#### Given exercise:
Tally up the lines that include "ylabel" and state that number by itself.

#### Task inputs:
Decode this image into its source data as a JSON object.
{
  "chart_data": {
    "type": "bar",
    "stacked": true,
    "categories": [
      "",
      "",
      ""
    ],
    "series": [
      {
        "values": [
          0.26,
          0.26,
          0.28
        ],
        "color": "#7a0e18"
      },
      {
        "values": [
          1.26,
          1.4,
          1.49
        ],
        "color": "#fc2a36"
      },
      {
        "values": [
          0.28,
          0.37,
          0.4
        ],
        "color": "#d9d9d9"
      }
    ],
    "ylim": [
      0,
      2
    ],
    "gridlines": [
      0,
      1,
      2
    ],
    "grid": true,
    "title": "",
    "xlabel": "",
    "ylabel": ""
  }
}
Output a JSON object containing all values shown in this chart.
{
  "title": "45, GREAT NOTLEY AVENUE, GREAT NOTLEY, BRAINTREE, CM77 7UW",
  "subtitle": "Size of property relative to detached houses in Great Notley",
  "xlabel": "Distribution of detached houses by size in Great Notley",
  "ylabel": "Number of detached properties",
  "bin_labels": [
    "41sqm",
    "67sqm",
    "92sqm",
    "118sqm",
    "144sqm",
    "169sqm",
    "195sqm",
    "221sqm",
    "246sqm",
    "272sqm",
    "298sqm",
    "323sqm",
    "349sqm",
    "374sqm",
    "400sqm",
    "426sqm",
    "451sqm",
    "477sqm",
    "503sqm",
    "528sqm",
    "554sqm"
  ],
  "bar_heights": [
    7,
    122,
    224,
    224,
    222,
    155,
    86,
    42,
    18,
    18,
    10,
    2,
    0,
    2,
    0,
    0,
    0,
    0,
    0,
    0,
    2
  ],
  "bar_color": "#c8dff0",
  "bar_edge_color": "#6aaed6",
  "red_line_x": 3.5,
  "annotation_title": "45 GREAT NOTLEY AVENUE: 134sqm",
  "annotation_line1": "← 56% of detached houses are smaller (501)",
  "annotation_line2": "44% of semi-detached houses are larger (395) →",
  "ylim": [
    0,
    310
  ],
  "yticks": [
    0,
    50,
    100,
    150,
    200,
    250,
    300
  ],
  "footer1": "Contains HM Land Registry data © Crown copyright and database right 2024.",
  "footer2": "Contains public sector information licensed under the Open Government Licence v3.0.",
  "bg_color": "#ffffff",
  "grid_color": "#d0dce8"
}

#### Result of the exercise:
2